## BEGIN

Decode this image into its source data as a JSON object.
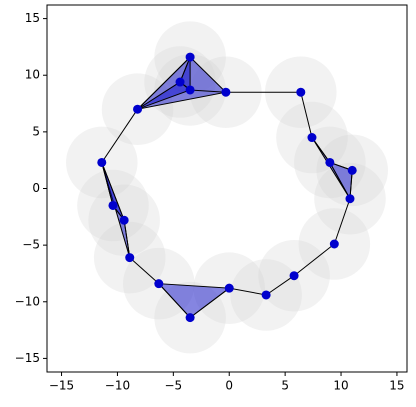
{
  "chart_data": {
    "type": "scatter",
    "x": [
      -3.5,
      -4.4,
      -3.5,
      -0.3,
      6.4,
      7.4,
      9.0,
      11.0,
      10.8,
      9.4,
      5.8,
      3.3,
      0.0,
      -3.5,
      -6.3,
      -8.9,
      -9.4,
      -10.4,
      -11.4,
      -8.2
    ],
    "y": [
      11.6,
      9.4,
      8.7,
      8.5,
      8.5,
      4.5,
      2.3,
      1.6,
      -0.9,
      -4.9,
      -7.7,
      -9.4,
      -8.8,
      -11.4,
      -8.4,
      -6.1,
      -2.8,
      -1.5,
      2.3,
      7.0
    ],
    "color": "#0000cd",
    "circle_radius": 3.2,
    "circle_color": "#d3d3d3",
    "triangles": [
      [
        19,
        0,
        3
      ],
      [
        19,
        1,
        2
      ],
      [
        1,
        0,
        2
      ],
      [
        5,
        6,
        8
      ],
      [
        6,
        7,
        8
      ],
      [
        18,
        16,
        15
      ],
      [
        18,
        17,
        16
      ],
      [
        14,
        13,
        12
      ]
    ],
    "triangle_color": "#0000cd",
    "xlim": [
      -16.3,
      15.9
    ],
    "ylim": [
      -16.2,
      16.2
    ],
    "xticks": [
      {
        "value": -15,
        "label": "−15"
      },
      {
        "value": -10,
        "label": "−10"
      },
      {
        "value": -5,
        "label": "−5"
      },
      0,
      5,
      10,
      15
    ],
    "yticks": [
      {
        "value": -15,
        "label": "−15"
      },
      {
        "value": -10,
        "label": "−10"
      },
      {
        "value": -5,
        "label": "−5"
      },
      0,
      5,
      10,
      15
    ]
  }
}
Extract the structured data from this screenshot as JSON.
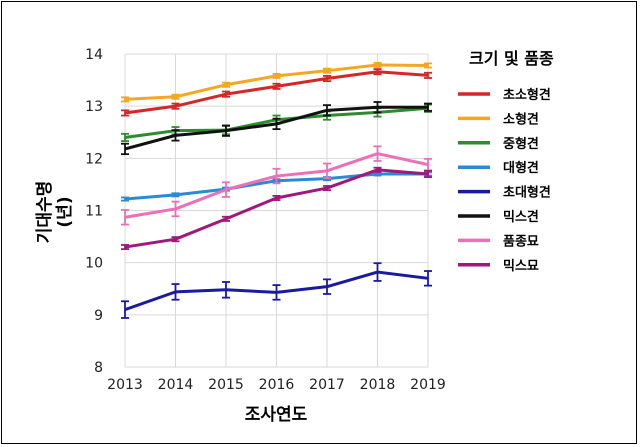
{
  "chart_data": {
    "type": "line",
    "x": [
      2013,
      2014,
      2015,
      2016,
      2017,
      2018,
      2019
    ],
    "xlabel": "조사연도",
    "ylabel": "기대수명",
    "ylabel_unit": "(년)",
    "ylim": [
      8,
      14
    ],
    "yticks": [
      8,
      9,
      10,
      11,
      12,
      13,
      14
    ],
    "grid": true,
    "legend": {
      "title": "크기 및 품종",
      "placement": "right"
    },
    "series": [
      {
        "name": "초소형견",
        "color": "#d62728",
        "values": [
          12.87,
          13.0,
          13.23,
          13.38,
          13.53,
          13.66,
          13.59
        ],
        "err": [
          0.05,
          0.05,
          0.05,
          0.05,
          0.05,
          0.05,
          0.05
        ]
      },
      {
        "name": "소형견",
        "color": "#f5a623",
        "values": [
          13.13,
          13.18,
          13.41,
          13.58,
          13.68,
          13.79,
          13.78
        ],
        "err": [
          0.04,
          0.04,
          0.04,
          0.04,
          0.04,
          0.04,
          0.04
        ]
      },
      {
        "name": "중형견",
        "color": "#2e8b2e",
        "values": [
          12.4,
          12.53,
          12.54,
          12.74,
          12.82,
          12.88,
          12.96
        ],
        "err": [
          0.07,
          0.07,
          0.08,
          0.08,
          0.08,
          0.08,
          0.07
        ]
      },
      {
        "name": "대형견",
        "color": "#2a8ad4",
        "values": [
          11.22,
          11.3,
          11.41,
          11.57,
          11.61,
          11.7,
          11.7
        ],
        "err": [
          0.03,
          0.03,
          0.03,
          0.03,
          0.03,
          0.03,
          0.03
        ]
      },
      {
        "name": "초대형견",
        "color": "#1a1aa0",
        "values": [
          9.1,
          9.44,
          9.48,
          9.43,
          9.54,
          9.82,
          9.7
        ],
        "err": [
          0.16,
          0.15,
          0.15,
          0.14,
          0.14,
          0.17,
          0.14
        ]
      },
      {
        "name": "믹스견",
        "color": "#111111",
        "values": [
          12.18,
          12.44,
          12.53,
          12.66,
          12.92,
          12.98,
          12.98
        ],
        "err": [
          0.1,
          0.1,
          0.1,
          0.1,
          0.1,
          0.1,
          0.07
        ]
      },
      {
        "name": "품종묘",
        "color": "#ec6fb8",
        "values": [
          10.87,
          11.03,
          11.4,
          11.66,
          11.76,
          12.09,
          11.88
        ],
        "err": [
          0.14,
          0.14,
          0.14,
          0.14,
          0.14,
          0.14,
          0.11
        ]
      },
      {
        "name": "믹스묘",
        "color": "#a0197a",
        "values": [
          10.3,
          10.45,
          10.84,
          11.24,
          11.43,
          11.78,
          11.7
        ],
        "err": [
          0.04,
          0.04,
          0.04,
          0.04,
          0.04,
          0.04,
          0.06
        ]
      }
    ]
  }
}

## END

◆ Exercise description:
Give an exact copy of the material, leaving out every picture.

◆ Solution to the problem:
Decode this image into its source data as a JSON object.
{
  "chart_data": {
    "type": "scatter",
    "x": [
      -3.5,
      -4.4,
      -3.5,
      -0.3,
      6.4,
      7.4,
      9.0,
      11.0,
      10.8,
      9.4,
      5.8,
      3.3,
      0.0,
      -3.5,
      -6.3,
      -8.9,
      -9.4,
      -10.4,
      -11.4,
      -8.2
    ],
    "y": [
      11.6,
      9.4,
      8.7,
      8.5,
      8.5,
      4.5,
      2.3,
      1.6,
      -0.9,
      -4.9,
      -7.7,
      -9.4,
      -8.8,
      -11.4,
      -8.4,
      -6.1,
      -2.8,
      -1.5,
      2.3,
      7.0
    ],
    "color": "#0000cd",
    "circle_radius": 3.2,
    "circle_color": "#d3d3d3",
    "triangles": [
      [
        19,
        0,
        3
      ],
      [
        19,
        1,
        2
      ],
      [
        1,
        0,
        2
      ],
      [
        5,
        6,
        8
      ],
      [
        6,
        7,
        8
      ],
      [
        18,
        16,
        15
      ],
      [
        18,
        17,
        16
      ],
      [
        14,
        13,
        12
      ]
    ],
    "triangle_color": "#0000cd",
    "xlim": [
      -16.3,
      15.9
    ],
    "ylim": [
      -16.2,
      16.2
    ],
    "xticks": [
      {
        "value": -15,
        "label": "−15"
      },
      {
        "value": -10,
        "label": "−10"
      },
      {
        "value": -5,
        "label": "−5"
      },
      0,
      5,
      10,
      15
    ],
    "yticks": [
      {
        "value": -15,
        "label": "−15"
      },
      {
        "value": -10,
        "label": "−10"
      },
      {
        "value": -5,
        "label": "−5"
      },
      0,
      5,
      10,
      15
    ]
  }
}
Extract the structured data from this screenshot as JSON.
{
  "chart_data": {
    "type": "line",
    "x": [
      2013,
      2014,
      2015,
      2016,
      2017,
      2018,
      2019
    ],
    "xlabel": "조사연도",
    "ylabel": "기대수명",
    "ylabel_unit": "(년)",
    "ylim": [
      8,
      14
    ],
    "yticks": [
      8,
      9,
      10,
      11,
      12,
      13,
      14
    ],
    "grid": true,
    "legend": {
      "title": "크기 및 품종",
      "placement": "right"
    },
    "series": [
      {
        "name": "초소형견",
        "color": "#d62728",
        "values": [
          12.87,
          13.0,
          13.23,
          13.38,
          13.53,
          13.66,
          13.59
        ],
        "err": [
          0.05,
          0.05,
          0.05,
          0.05,
          0.05,
          0.05,
          0.05
        ]
      },
      {
        "name": "소형견",
        "color": "#f5a623",
        "values": [
          13.13,
          13.18,
          13.41,
          13.58,
          13.68,
          13.79,
          13.78
        ],
        "err": [
          0.04,
          0.04,
          0.04,
          0.04,
          0.04,
          0.04,
          0.04
        ]
      },
      {
        "name": "중형견",
        "color": "#2e8b2e",
        "values": [
          12.4,
          12.53,
          12.54,
          12.74,
          12.82,
          12.88,
          12.96
        ],
        "err": [
          0.07,
          0.07,
          0.08,
          0.08,
          0.08,
          0.08,
          0.07
        ]
      },
      {
        "name": "대형견",
        "color": "#2a8ad4",
        "values": [
          11.22,
          11.3,
          11.41,
          11.57,
          11.61,
          11.7,
          11.7
        ],
        "err": [
          0.03,
          0.03,
          0.03,
          0.03,
          0.03,
          0.03,
          0.03
        ]
      },
      {
        "name": "초대형견",
        "color": "#1a1aa0",
        "values": [
          9.1,
          9.44,
          9.48,
          9.43,
          9.54,
          9.82,
          9.7
        ],
        "err": [
          0.16,
          0.15,
          0.15,
          0.14,
          0.14,
          0.17,
          0.14
        ]
      },
      {
        "name": "믹스견",
        "color": "#111111",
        "values": [
          12.18,
          12.44,
          12.53,
          12.66,
          12.92,
          12.98,
          12.98
        ],
        "err": [
          0.1,
          0.1,
          0.1,
          0.1,
          0.1,
          0.1,
          0.07
        ]
      },
      {
        "name": "품종묘",
        "color": "#ec6fb8",
        "values": [
          10.87,
          11.03,
          11.4,
          11.66,
          11.76,
          12.09,
          11.88
        ],
        "err": [
          0.14,
          0.14,
          0.14,
          0.14,
          0.14,
          0.14,
          0.11
        ]
      },
      {
        "name": "믹스묘",
        "color": "#a0197a",
        "values": [
          10.3,
          10.45,
          10.84,
          11.24,
          11.43,
          11.78,
          11.7
        ],
        "err": [
          0.04,
          0.04,
          0.04,
          0.04,
          0.04,
          0.04,
          0.06
        ]
      }
    ]
  }
}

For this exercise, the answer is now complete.